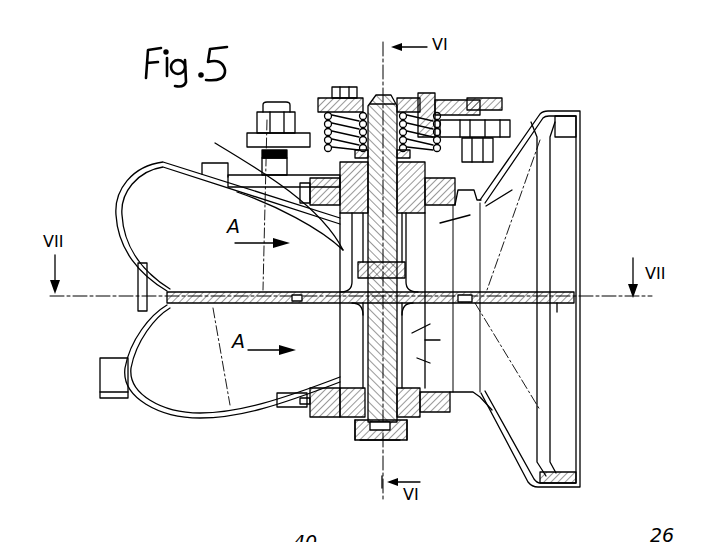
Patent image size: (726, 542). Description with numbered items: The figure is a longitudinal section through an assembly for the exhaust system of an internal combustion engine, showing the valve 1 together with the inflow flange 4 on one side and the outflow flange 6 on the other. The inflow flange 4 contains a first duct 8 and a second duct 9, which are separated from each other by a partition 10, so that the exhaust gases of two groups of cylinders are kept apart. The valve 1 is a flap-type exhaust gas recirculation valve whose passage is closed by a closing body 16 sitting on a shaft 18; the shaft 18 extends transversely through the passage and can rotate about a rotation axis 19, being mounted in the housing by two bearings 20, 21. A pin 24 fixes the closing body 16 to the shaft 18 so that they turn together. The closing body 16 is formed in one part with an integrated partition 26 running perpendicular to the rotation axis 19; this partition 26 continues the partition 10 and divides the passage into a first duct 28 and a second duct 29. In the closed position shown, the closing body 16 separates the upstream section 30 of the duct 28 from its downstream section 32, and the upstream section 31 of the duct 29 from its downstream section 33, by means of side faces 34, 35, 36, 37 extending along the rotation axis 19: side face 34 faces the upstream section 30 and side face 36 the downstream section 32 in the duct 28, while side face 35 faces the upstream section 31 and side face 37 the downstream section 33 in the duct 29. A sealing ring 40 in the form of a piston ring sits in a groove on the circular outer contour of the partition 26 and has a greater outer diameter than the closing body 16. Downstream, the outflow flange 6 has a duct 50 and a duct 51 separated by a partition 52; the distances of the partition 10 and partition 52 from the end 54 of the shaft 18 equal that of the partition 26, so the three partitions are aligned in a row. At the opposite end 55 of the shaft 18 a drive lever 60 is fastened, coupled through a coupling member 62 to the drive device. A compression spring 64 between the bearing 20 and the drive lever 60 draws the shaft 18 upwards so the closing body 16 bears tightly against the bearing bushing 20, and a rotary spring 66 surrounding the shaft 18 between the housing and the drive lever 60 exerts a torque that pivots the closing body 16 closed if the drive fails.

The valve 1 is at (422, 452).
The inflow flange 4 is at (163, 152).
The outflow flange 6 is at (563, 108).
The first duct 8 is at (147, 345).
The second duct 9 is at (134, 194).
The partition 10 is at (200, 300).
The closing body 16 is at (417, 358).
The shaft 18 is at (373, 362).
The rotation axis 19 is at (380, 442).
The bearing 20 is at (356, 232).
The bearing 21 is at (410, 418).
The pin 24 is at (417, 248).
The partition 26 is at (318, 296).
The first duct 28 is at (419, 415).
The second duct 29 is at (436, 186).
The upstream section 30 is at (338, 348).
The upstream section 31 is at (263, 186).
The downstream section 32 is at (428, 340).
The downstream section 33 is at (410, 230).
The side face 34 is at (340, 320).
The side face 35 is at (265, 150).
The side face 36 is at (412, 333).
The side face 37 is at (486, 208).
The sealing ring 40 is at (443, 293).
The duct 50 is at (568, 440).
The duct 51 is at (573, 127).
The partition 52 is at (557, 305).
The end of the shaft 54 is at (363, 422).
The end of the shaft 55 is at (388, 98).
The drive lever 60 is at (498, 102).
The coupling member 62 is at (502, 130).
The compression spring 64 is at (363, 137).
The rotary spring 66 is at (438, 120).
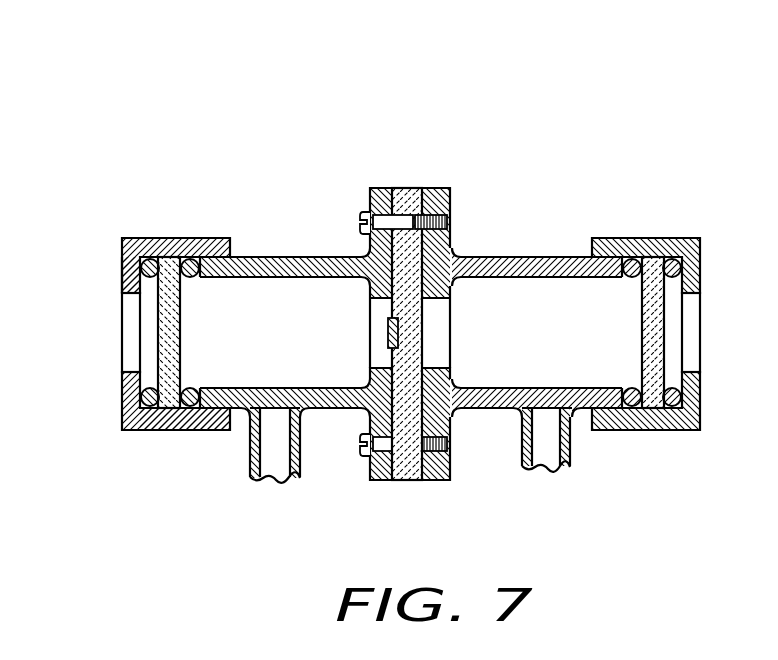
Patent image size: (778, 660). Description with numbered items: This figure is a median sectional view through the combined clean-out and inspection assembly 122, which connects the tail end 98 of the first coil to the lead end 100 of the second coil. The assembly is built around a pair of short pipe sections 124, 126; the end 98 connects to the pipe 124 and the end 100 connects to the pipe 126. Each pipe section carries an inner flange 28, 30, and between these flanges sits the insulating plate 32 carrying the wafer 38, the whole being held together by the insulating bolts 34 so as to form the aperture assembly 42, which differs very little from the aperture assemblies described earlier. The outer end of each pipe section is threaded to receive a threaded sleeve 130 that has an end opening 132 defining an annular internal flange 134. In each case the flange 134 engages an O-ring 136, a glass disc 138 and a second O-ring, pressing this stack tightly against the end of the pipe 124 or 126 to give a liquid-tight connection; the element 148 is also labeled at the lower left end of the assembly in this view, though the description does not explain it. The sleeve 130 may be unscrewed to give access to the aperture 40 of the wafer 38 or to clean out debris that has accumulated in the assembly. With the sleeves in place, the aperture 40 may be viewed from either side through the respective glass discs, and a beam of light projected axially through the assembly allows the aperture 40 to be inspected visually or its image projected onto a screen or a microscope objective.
- - - - - - -
* AIM *
Show each line above that contains the string "left". Case counts.

* FINISHED EXERCISE *
Patent image size: (778, 660). Description with numbered items: This figure is a median sectional view through the combined clean-out and inspection assembly 122, which connects the tail end 98 of the first coil to the lead end 100 of the second coil. The assembly is built around a pair of short pipe sections 124, 126; the end 98 connects to the pipe 124 and the end 100 connects to the pipe 126. Each pipe section carries an inner flange 28, 30, and between these flanges sits the insulating plate 32 carrying the wafer 38, the whole being held together by the insulating bolts 34 so as to form the aperture assembly 42, which differs very little from the aperture assemblies described earlier. The outer end of each pipe section is threaded to receive a threaded sleeve 130 that has an end opening 132 defining an annular internal flange 134. In each case the flange 134 engages an O-ring 136, a glass disc 138 and a second O-ring, pressing this stack tightly against the end of the pipe 124 or 126 to give a liquid-tight connection; the element 148 is also labeled at the lower left end of the assembly in this view, though the description does not explain it. The sleeve 130 may be unscrewed to give access to the aperture 40 of the wafer 38 or to clean out debris that has accumulated in the assembly. With the sleeves in place, the aperture 40 may be viewed from either side through the respective glass discs, and a beam of light projected axially through the assembly allows the aperture 40 to be inspected visually or its image projected onto a screen or a microscope objective.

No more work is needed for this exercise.